* _EXERCISE TASK_: Reproduce the lines of the records verbatim, beginning at the line that contains "Patent image size: (1032, 594)." and ending after the line that contains "The terminal block 26 is at (205, 95).".

[Excerpts from a figure dataset]
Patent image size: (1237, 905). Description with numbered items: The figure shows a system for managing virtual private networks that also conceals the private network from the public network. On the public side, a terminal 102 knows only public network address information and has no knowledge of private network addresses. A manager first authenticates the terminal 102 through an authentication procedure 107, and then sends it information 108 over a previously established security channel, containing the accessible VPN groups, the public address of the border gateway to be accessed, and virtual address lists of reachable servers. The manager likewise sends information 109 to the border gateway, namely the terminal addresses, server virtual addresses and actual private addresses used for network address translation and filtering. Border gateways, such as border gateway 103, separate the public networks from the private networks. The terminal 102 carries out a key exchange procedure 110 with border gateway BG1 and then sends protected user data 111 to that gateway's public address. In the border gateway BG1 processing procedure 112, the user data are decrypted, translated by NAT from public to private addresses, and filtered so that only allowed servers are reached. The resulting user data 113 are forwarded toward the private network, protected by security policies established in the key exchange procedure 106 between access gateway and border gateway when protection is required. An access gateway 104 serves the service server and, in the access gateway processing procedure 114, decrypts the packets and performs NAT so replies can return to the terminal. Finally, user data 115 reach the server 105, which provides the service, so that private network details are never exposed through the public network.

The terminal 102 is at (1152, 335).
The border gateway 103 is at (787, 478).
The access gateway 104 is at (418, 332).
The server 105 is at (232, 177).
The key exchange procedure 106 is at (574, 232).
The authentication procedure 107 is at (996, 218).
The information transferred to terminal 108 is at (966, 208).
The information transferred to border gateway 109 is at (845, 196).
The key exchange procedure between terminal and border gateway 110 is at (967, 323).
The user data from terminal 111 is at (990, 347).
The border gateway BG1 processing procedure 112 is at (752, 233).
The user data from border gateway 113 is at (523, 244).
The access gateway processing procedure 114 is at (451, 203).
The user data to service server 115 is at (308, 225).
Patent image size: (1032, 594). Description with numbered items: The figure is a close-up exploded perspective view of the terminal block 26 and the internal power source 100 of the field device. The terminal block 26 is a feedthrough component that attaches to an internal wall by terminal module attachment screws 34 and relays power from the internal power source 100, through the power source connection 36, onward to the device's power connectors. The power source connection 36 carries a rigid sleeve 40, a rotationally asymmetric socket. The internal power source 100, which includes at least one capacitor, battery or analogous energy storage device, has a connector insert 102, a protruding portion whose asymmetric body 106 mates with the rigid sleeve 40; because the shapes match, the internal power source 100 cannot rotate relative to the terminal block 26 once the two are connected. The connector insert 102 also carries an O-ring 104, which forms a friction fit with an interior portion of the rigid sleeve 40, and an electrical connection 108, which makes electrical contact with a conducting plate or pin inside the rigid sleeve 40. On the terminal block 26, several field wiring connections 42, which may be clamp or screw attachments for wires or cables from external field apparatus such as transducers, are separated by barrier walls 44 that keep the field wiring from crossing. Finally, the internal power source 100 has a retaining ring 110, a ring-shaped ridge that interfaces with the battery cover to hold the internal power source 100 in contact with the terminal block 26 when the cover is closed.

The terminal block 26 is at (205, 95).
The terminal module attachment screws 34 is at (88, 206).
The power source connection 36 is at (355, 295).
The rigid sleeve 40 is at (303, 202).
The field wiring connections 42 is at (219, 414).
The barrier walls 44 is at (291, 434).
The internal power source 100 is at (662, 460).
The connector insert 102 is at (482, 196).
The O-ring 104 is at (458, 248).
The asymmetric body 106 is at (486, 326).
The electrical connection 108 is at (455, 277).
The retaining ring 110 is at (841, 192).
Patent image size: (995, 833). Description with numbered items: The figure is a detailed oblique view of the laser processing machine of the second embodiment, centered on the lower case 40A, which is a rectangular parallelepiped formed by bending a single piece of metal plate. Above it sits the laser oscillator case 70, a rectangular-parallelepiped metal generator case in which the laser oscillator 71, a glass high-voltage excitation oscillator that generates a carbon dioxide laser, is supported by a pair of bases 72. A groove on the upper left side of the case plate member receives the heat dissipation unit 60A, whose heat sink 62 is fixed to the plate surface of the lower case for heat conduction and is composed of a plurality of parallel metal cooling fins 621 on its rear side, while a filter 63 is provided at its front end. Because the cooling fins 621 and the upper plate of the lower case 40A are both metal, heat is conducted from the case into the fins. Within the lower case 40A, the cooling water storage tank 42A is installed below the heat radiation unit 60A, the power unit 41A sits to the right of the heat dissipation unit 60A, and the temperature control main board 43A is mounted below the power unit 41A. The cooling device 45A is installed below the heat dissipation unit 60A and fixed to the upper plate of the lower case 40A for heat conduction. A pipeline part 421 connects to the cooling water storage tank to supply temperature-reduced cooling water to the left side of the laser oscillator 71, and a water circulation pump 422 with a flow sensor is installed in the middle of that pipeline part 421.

* _PROBLEM SOLUTION_:
Patent image size: (1032, 594). Description with numbered items: The figure is a close-up exploded perspective view of the terminal block 26 and the internal power source 100 of the field device. The terminal block 26 is a feedthrough component that attaches to an internal wall by terminal module attachment screws 34 and relays power from the internal power source 100, through the power source connection 36, onward to the device's power connectors. The power source connection 36 carries a rigid sleeve 40, a rotationally asymmetric socket. The internal power source 100, which includes at least one capacitor, battery or analogous energy storage device, has a connector insert 102, a protruding portion whose asymmetric body 106 mates with the rigid sleeve 40; because the shapes match, the internal power source 100 cannot rotate relative to the terminal block 26 once the two are connected. The connector insert 102 also carries an O-ring 104, which forms a friction fit with an interior portion of the rigid sleeve 40, and an electrical connection 108, which makes electrical contact with a conducting plate or pin inside the rigid sleeve 40. On the terminal block 26, several field wiring connections 42, which may be clamp or screw attachments for wires or cables from external field apparatus such as transducers, are separated by barrier walls 44 that keep the field wiring from crossing. Finally, the internal power source 100 has a retaining ring 110, a ring-shaped ridge that interfaces with the battery cover to hold the internal power source 100 in contact with the terminal block 26 when the cover is closed.

The terminal block 26 is at (205, 95).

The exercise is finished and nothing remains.